Instructions for the task –
Every record below should be written out exactly; pictures stay out.

Provided data –
= = =

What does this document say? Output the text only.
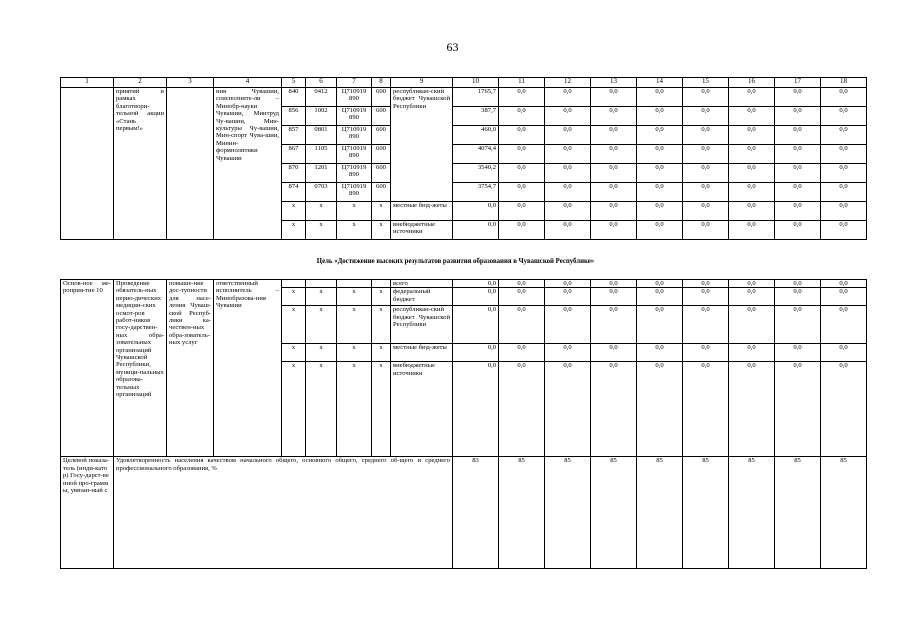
63
1	2	3	4	5	6	7	8	9	10	11	12	13	14	15	16	17	18
	приятий в рамках благотвори-тельной акции «Стань первым!»		ния Чувашии, соисполните-ли – Минобр-науки Чувашии, Минтруд Чу-вашии, Мин-культуры Чу-вашии, Мин-спорт Чува-шии, Минин-формполитики Чувашии	840	0412	Ц710919 890	600	республикан-ский бюджет Чувашской Республики	1765,7	0,0	0,0	0,0	0,0	0,0	0,0	0,0	0,0
				856	1002	Ц710919 890	600		387,7	0,0	0,0	0,0	0,0	0,0	0,0	0,0	0,0
				857	0801	Ц710919 890	600		460,0	0,0	0,0	0,0	0,0	0,0	0,0	0,0	0,0
				867	1105	Ц710919 890	600		4074,4	0,0	0,0	0,0	0,0	0,0	0,0	0,0	0,0
				870	1201	Ц710919 890	600		3540,2	0,0	0,0	0,0	0,0	0,0	0,0	0,0	0,0
				874	0703	Ц710919 890	600		3754,7	0,0	0,0	0,0	0,0	0,0	0,0	0,0	0,0
				x	x	x	x	местные бюд-жеты	0,0	0,0	0,0	0,0	0,0	0,0	0,0	0,0	0,0
				x	x	x	x	внебюджетные источники	0,0	0,0	0,0	0,0	0,0	0,0	0,0	0,0	0,0
Цель «Достижение высоких результатов развития образования в Чувашской Республике»
Основ-ное ме-роприя-тие 10	Проведение обязатель-ных перио-дических медицин-ских осмот-ров работ-ников госу-дарствен-ных обра-зовательных организаций Чувашской Республики, муници-пальных образова-тельных организаций	повыше-ние дос-тупности для насе-ления Чуваш-ской Респуб-лики ка-чествен-ных обра-зователь-ных услуг	ответственный исполнитель – Минобразова-ния Чувашии					всего	0,0	0,0	0,0	0,0	0,0	0,0	0,0	0,0	0,0
				x	x	x	x	федеральный бюджет	0,0	0,0	0,0	0,0	0,0	0,0	0,0	0,0	0,0
				x	x	x	x	республикан-ский бюджет Чувашской Республики	0,0	0,0	0,0	0,0	0,0	0,0	0,0	0,0	0,0
				x	x	x	x	местные бюд-жеты	0,0	0,0	0,0	0,0	0,0	0,0	0,0	0,0	0,0
				x	x	x	x	внебюджетные источники	0,0	0,0	0,0	0,0	0,0	0,0	0,0	0,0	0,0
Целевой показа-тель (инди-катор) Госу-дарст-венной про-граммы, увязан-ный с	Удовлетворенность населения качеством начального общего, основного общего, среднего об-щего и среднего профессионального образования, %								83	85	85	85	85	85	85	85	85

= = =

Solution for this problem –
What does this document say? Output the text only.
63
1	2	3	4	5	6	7	8	9	10	11	12	13	14	15	16	17	18
	приятий в рамках благотвори-тельной акции «Стань первым!»		ния Чувашии, соисполните-ли – Минобр-науки Чувашии, Минтруд Чу-вашии, Мин-культуры Чу-вашии, Мин-спорт Чува-шии, Минин-формполитики Чувашии	840	0412	Ц710919 890	600	республикан-ский бюджет Чувашской Республики	1765,7	0,0	0,0	0,0	0,0	0,0	0,0	0,0	0,0
				856	1002	Ц710919 890	600		387,7	0,0	0,0	0,0	0,0	0,0	0,0	0,0	0,0
				857	0801	Ц710919 890	600		460,0	0,0	0,0	0,0	0,0	0,0	0,0	0,0	0,0
				867	1105	Ц710919 890	600		4074,4	0,0	0,0	0,0	0,0	0,0	0,0	0,0	0,0
				870	1201	Ц710919 890	600		3540,2	0,0	0,0	0,0	0,0	0,0	0,0	0,0	0,0
				874	0703	Ц710919 890	600		3754,7	0,0	0,0	0,0	0,0	0,0	0,0	0,0	0,0
				x	x	x	x	местные бюд-жеты	0,0	0,0	0,0	0,0	0,0	0,0	0,0	0,0	0,0
				x	x	x	x	внебюджетные источники	0,0	0,0	0,0	0,0	0,0	0,0	0,0	0,0	0,0
Цель «Достижение высоких результатов развития образования в Чувашской Республике»
Основ-ное ме-роприя-тие 10	Проведение обязатель-ных перио-дических медицин-ских осмот-ров работ-ников госу-дарствен-ных обра-зовательных организаций Чувашской Республики, муници-пальных образова-тельных организаций	повыше-ние дос-тупности для насе-ления Чуваш-ской Респуб-лики ка-чествен-ных обра-зователь-ных услуг	ответственный исполнитель – Минобразова-ния Чувашии					всего	0,0	0,0	0,0	0,0	0,0	0,0	0,0	0,0	0,0
				x	x	x	x	федеральный бюджет	0,0	0,0	0,0	0,0	0,0	0,0	0,0	0,0	0,0
				x	x	x	x	республикан-ский бюджет Чувашской Республики	0,0	0,0	0,0	0,0	0,0	0,0	0,0	0,0	0,0
				x	x	x	x	местные бюд-жеты	0,0	0,0	0,0	0,0	0,0	0,0	0,0	0,0	0,0
				x	x	x	x	внебюджетные источники	0,0	0,0	0,0	0,0	0,0	0,0	0,0	0,0	0,0
Целевой показа-тель (инди-катор) Госу-дарст-венной про-граммы, увязан-ный с	Удовлетворенность населения качеством начального общего, основного общего, среднего об-щего и среднего профессионального образования, %								83	85	85	85	85	85	85	85	85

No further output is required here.